### Work to be completed
From the entries below, work out the number of lines that hold the word "JSON", and give that number alone.

-*-*-

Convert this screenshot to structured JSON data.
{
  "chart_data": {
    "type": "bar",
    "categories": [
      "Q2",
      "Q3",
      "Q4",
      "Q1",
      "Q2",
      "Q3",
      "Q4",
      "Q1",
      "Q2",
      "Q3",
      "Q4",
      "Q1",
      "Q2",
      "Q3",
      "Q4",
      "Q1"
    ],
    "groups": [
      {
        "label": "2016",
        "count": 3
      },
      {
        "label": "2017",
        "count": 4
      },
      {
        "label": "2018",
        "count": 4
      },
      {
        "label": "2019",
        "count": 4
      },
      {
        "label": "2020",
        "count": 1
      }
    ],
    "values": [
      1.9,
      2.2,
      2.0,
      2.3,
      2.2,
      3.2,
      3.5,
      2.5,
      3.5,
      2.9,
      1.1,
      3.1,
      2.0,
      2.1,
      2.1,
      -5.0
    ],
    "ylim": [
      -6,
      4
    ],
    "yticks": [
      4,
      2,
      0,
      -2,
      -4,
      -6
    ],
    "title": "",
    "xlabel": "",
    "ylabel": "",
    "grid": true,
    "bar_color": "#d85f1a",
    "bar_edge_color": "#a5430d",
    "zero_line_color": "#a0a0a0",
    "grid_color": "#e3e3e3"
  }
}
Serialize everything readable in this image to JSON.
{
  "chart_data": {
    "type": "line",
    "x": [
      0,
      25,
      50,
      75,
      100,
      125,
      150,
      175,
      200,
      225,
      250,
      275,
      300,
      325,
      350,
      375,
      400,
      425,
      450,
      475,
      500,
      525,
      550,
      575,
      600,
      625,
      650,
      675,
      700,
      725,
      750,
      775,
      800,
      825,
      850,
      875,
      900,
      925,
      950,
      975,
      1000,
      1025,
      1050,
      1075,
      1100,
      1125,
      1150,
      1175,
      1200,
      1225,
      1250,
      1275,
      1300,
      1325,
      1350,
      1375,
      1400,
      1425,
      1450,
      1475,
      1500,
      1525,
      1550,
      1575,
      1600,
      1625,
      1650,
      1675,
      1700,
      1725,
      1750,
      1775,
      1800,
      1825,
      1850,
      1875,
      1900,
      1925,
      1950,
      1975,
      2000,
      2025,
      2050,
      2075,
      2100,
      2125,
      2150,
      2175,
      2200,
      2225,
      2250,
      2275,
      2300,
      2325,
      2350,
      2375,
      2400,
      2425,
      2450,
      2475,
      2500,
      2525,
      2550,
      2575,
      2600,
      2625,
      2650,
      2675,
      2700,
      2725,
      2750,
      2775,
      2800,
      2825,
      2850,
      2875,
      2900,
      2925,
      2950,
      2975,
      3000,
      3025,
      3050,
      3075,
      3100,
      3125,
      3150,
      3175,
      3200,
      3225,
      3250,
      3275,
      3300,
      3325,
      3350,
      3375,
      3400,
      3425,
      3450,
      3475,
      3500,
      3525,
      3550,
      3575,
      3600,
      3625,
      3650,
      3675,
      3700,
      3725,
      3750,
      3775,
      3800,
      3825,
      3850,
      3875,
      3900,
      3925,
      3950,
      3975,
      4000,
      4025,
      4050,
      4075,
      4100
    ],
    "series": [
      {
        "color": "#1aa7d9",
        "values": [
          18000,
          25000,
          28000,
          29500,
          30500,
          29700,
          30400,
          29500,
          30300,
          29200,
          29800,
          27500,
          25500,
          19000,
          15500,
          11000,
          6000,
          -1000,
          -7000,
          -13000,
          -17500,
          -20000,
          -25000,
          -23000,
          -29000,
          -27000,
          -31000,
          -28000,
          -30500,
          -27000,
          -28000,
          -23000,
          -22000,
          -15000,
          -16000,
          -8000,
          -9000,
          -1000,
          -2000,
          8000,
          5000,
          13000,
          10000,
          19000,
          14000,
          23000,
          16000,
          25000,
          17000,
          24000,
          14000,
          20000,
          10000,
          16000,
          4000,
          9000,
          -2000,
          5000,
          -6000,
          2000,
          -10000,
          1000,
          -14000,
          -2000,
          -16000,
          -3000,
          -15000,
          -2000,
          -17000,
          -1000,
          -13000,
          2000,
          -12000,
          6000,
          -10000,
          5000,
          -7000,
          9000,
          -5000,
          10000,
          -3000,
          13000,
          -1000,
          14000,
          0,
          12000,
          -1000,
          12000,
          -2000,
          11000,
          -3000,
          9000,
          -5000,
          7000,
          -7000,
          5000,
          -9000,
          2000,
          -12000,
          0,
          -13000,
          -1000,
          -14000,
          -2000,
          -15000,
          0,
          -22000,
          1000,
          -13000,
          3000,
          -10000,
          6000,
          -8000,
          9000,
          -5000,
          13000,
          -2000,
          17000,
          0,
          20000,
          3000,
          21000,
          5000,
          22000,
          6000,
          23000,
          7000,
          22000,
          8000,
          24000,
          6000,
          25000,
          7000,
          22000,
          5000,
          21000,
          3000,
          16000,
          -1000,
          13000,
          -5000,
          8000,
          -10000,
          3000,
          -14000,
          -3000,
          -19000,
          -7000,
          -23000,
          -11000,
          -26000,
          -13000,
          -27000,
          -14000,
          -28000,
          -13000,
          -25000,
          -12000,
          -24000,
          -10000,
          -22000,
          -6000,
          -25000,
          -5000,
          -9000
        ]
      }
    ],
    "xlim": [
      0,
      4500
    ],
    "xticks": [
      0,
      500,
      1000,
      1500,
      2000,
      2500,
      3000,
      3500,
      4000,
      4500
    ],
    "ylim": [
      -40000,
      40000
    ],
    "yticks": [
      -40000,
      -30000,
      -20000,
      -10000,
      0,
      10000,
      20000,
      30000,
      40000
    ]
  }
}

-*-*-

### Written answer
2